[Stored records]
===

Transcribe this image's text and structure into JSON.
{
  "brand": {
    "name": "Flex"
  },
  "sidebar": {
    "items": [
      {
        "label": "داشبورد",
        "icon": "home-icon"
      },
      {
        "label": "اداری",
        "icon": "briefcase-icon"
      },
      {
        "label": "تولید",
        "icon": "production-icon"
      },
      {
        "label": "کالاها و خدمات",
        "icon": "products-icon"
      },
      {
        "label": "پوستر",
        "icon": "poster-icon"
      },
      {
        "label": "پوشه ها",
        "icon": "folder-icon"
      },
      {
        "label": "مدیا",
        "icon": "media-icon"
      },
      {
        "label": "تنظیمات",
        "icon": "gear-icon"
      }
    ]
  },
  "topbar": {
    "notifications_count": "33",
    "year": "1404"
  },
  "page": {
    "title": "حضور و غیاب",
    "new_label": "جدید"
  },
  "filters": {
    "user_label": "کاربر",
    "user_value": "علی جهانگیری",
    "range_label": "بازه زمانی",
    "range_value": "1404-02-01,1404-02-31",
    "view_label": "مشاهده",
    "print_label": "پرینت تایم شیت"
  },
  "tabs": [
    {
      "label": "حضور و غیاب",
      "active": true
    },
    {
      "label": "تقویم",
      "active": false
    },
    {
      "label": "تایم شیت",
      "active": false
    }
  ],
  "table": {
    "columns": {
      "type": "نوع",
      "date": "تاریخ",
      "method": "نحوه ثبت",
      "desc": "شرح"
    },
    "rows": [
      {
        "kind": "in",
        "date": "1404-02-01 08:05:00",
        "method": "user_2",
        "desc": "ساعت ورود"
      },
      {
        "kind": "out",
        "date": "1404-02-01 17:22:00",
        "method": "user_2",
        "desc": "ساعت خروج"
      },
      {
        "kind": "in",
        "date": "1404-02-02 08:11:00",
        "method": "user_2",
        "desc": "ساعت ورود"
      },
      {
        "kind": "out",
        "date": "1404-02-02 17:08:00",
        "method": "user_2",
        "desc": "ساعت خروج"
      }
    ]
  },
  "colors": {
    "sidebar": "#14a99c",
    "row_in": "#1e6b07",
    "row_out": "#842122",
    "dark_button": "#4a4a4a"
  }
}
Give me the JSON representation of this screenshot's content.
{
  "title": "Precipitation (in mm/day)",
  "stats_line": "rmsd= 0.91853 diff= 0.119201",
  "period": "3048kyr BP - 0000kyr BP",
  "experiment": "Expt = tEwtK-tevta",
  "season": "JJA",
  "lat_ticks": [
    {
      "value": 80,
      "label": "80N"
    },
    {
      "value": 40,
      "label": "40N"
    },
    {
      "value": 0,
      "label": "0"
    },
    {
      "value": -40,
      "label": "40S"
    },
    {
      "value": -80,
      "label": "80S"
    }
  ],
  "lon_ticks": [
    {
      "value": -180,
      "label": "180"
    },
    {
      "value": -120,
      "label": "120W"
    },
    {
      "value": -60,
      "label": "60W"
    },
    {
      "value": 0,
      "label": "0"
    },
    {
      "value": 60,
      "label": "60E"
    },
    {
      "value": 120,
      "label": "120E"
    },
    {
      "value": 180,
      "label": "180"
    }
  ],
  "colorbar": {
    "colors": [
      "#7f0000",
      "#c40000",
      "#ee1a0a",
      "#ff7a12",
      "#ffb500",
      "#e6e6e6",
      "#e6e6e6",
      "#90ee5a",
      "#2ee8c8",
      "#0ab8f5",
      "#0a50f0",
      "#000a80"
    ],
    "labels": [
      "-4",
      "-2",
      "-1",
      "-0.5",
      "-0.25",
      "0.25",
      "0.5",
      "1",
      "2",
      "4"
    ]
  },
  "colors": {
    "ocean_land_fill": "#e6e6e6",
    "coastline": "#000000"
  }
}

===

WHAT IS REQUIRED – Output each entry precisely as given.

RESPONSE FOR THIS EXERCISE –
Transcribe this image's text and structure into JSON.
{
  "brand": {
    "name": "Flex"
  },
  "sidebar": {
    "items": [
      {
        "label": "داشبورد",
        "icon": "home-icon"
      },
      {
        "label": "اداری",
        "icon": "briefcase-icon"
      },
      {
        "label": "تولید",
        "icon": "production-icon"
      },
      {
        "label": "کالاها و خدمات",
        "icon": "products-icon"
      },
      {
        "label": "پوستر",
        "icon": "poster-icon"
      },
      {
        "label": "پوشه ها",
        "icon": "folder-icon"
      },
      {
        "label": "مدیا",
        "icon": "media-icon"
      },
      {
        "label": "تنظیمات",
        "icon": "gear-icon"
      }
    ]
  },
  "topbar": {
    "notifications_count": "33",
    "year": "1404"
  },
  "page": {
    "title": "حضور و غیاب",
    "new_label": "جدید"
  },
  "filters": {
    "user_label": "کاربر",
    "user_value": "علی جهانگیری",
    "range_label": "بازه زمانی",
    "range_value": "1404-02-01,1404-02-31",
    "view_label": "مشاهده",
    "print_label": "پرینت تایم شیت"
  },
  "tabs": [
    {
      "label": "حضور و غیاب",
      "active": true
    },
    {
      "label": "تقویم",
      "active": false
    },
    {
      "label": "تایم شیت",
      "active": false
    }
  ],
  "table": {
    "columns": {
      "type": "نوع",
      "date": "تاریخ",
      "method": "نحوه ثبت",
      "desc": "شرح"
    },
    "rows": [
      {
        "kind": "in",
        "date": "1404-02-01 08:05:00",
        "method": "user_2",
        "desc": "ساعت ورود"
      },
      {
        "kind": "out",
        "date": "1404-02-01 17:22:00",
        "method": "user_2",
        "desc": "ساعت خروج"
      },
      {
        "kind": "in",
        "date": "1404-02-02 08:11:00",
        "method": "user_2",
        "desc": "ساعت ورود"
      },
      {
        "kind": "out",
        "date": "1404-02-02 17:08:00",
        "method": "user_2",
        "desc": "ساعت خروج"
      }
    ]
  },
  "colors": {
    "sidebar": "#14a99c",
    "row_in": "#1e6b07",
    "row_out": "#842122",
    "dark_button": "#4a4a4a"
  }
}
Give me the JSON representation of this screenshot's content.
{
  "title": "Precipitation (in mm/day)",
  "stats_line": "rmsd= 0.91853 diff= 0.119201",
  "period": "3048kyr BP - 0000kyr BP",
  "experiment": "Expt = tEwtK-tevta",
  "season": "JJA",
  "lat_ticks": [
    {
      "value": 80,
      "label": "80N"
    },
    {
      "value": 40,
      "label": "40N"
    },
    {
      "value": 0,
      "label": "0"
    },
    {
      "value": -40,
      "label": "40S"
    },
    {
      "value": -80,
      "label": "80S"
    }
  ],
  "lon_ticks": [
    {
      "value": -180,
      "label": "180"
    },
    {
      "value": -120,
      "label": "120W"
    },
    {
      "value": -60,
      "label": "60W"
    },
    {
      "value": 0,
      "label": "0"
    },
    {
      "value": 60,
      "label": "60E"
    },
    {
      "value": 120,
      "label": "120E"
    },
    {
      "value": 180,
      "label": "180"
    }
  ],
  "colorbar": {
    "colors": [
      "#7f0000",
      "#c40000",
      "#ee1a0a",
      "#ff7a12",
      "#ffb500",
      "#e6e6e6",
      "#e6e6e6",
      "#90ee5a",
      "#2ee8c8",
      "#0ab8f5",
      "#0a50f0",
      "#000a80"
    ],
    "labels": [
      "-4",
      "-2",
      "-1",
      "-0.5",
      "-0.25",
      "0.25",
      "0.5",
      "1",
      "2",
      "4"
    ]
  },
  "colors": {
    "ocean_land_fill": "#e6e6e6",
    "coastline": "#000000"
  }
}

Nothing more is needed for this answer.